Short task. What is needed here is an exact copy of every entry.

(Collection entries)
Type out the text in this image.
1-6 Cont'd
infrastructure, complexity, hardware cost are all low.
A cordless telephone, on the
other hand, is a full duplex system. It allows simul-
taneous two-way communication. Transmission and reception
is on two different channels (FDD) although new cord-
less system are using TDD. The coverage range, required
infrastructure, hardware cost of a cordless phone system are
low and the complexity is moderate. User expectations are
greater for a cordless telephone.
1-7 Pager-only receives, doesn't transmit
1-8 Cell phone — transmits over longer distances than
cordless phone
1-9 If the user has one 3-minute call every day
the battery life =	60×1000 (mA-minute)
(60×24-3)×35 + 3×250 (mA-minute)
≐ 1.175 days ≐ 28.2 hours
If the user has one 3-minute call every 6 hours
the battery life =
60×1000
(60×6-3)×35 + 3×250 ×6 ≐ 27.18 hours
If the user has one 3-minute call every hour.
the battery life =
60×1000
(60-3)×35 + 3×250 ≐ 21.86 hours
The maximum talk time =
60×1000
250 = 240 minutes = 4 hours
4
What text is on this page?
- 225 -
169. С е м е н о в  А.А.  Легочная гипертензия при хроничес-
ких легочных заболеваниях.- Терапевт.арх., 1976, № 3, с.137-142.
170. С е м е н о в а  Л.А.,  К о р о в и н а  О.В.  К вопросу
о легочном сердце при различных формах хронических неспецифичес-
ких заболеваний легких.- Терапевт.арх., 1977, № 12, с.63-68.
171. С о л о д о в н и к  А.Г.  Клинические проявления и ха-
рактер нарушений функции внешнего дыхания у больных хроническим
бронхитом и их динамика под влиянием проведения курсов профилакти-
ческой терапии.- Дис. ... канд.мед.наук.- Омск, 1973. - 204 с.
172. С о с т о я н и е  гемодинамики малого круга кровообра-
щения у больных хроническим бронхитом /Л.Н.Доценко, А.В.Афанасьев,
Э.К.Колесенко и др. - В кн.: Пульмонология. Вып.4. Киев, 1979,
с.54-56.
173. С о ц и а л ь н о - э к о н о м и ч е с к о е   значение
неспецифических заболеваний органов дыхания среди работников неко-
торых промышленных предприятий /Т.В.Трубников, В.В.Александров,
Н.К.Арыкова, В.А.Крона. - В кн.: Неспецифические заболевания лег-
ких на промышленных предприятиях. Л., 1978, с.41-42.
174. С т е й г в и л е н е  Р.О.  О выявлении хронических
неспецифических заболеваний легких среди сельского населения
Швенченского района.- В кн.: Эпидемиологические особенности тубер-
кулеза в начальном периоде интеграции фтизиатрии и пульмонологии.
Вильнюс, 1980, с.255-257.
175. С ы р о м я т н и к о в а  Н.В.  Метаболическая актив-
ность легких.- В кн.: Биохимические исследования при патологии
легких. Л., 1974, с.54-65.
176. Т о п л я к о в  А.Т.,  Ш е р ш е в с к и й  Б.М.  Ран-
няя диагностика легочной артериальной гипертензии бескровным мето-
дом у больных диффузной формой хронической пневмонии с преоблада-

Task output.
Type out the text in this image.
1-6 Cont'd
infrastructure, complexity, hardware cost are all low.
A cordless telephone, on the
other hand, is a full duplex system. It allows simul-
taneous two-way communication. Transmission and reception
is on two different channels (FDD) although new cord-
less system are using TDD. The coverage range, required
infrastructure, hardware cost of a cordless phone system are
low and the complexity is moderate. User expectations are
greater for a cordless telephone.
1-7 Pager-only receives, doesn't transmit
1-8 Cell phone — transmits over longer distances than
cordless phone
1-9 If the user has one 3-minute call every day
the battery life =	60×1000 (mA-minute)
(60×24-3)×35 + 3×250 (mA-minute)
≐ 1.175 days ≐ 28.2 hours
If the user has one 3-minute call every 6 hours
the battery life =
60×1000
(60×6-3)×35 + 3×250 ×6 ≐ 27.18 hours
If the user has one 3-minute call every hour.
the battery life =
60×1000
(60-3)×35 + 3×250 ≐ 21.86 hours
The maximum talk time =
60×1000
250 = 240 minutes = 4 hours
4
What text is on this page?
- 225 -
169. С е м е н о в  А.А.  Легочная гипертензия при хроничес-
ких легочных заболеваниях.- Терапевт.арх., 1976, № 3, с.137-142.
170. С е м е н о в а  Л.А.,  К о р о в и н а  О.В.  К вопросу
о легочном сердце при различных формах хронических неспецифичес-
ких заболеваний легких.- Терапевт.арх., 1977, № 12, с.63-68.
171. С о л о д о в н и к  А.Г.  Клинические проявления и ха-
рактер нарушений функции внешнего дыхания у больных хроническим
бронхитом и их динамика под влиянием проведения курсов профилакти-
ческой терапии.- Дис. ... канд.мед.наук.- Омск, 1973. - 204 с.
172. С о с т о я н и е  гемодинамики малого круга кровообра-
щения у больных хроническим бронхитом /Л.Н.Доценко, А.В.Афанасьев,
Э.К.Колесенко и др. - В кн.: Пульмонология. Вып.4. Киев, 1979,
с.54-56.
173. С о ц и а л ь н о - э к о н о м и ч е с к о е   значение
неспецифических заболеваний органов дыхания среди работников неко-
торых промышленных предприятий /Т.В.Трубников, В.В.Александров,
Н.К.Арыкова, В.А.Крона. - В кн.: Неспецифические заболевания лег-
ких на промышленных предприятиях. Л., 1978, с.41-42.
174. С т е й г в и л е н е  Р.О.  О выявлении хронических
неспецифических заболеваний легких среди сельского населения
Швенченского района.- В кн.: Эпидемиологические особенности тубер-
кулеза в начальном периоде интеграции фтизиатрии и пульмонологии.
Вильнюс, 1980, с.255-257.
175. С ы р о м я т н и к о в а  Н.В.  Метаболическая актив-
ность легких.- В кн.: Биохимические исследования при патологии
легких. Л., 1974, с.54-65.
176. Т о п л я к о в  А.Т.,  Ш е р ш е в с к и й  Б.М.  Ран-
няя диагностика легочной артериальной гипертензии бескровным мето-
дом у больных диффузной формой хронической пневмонии с преоблада-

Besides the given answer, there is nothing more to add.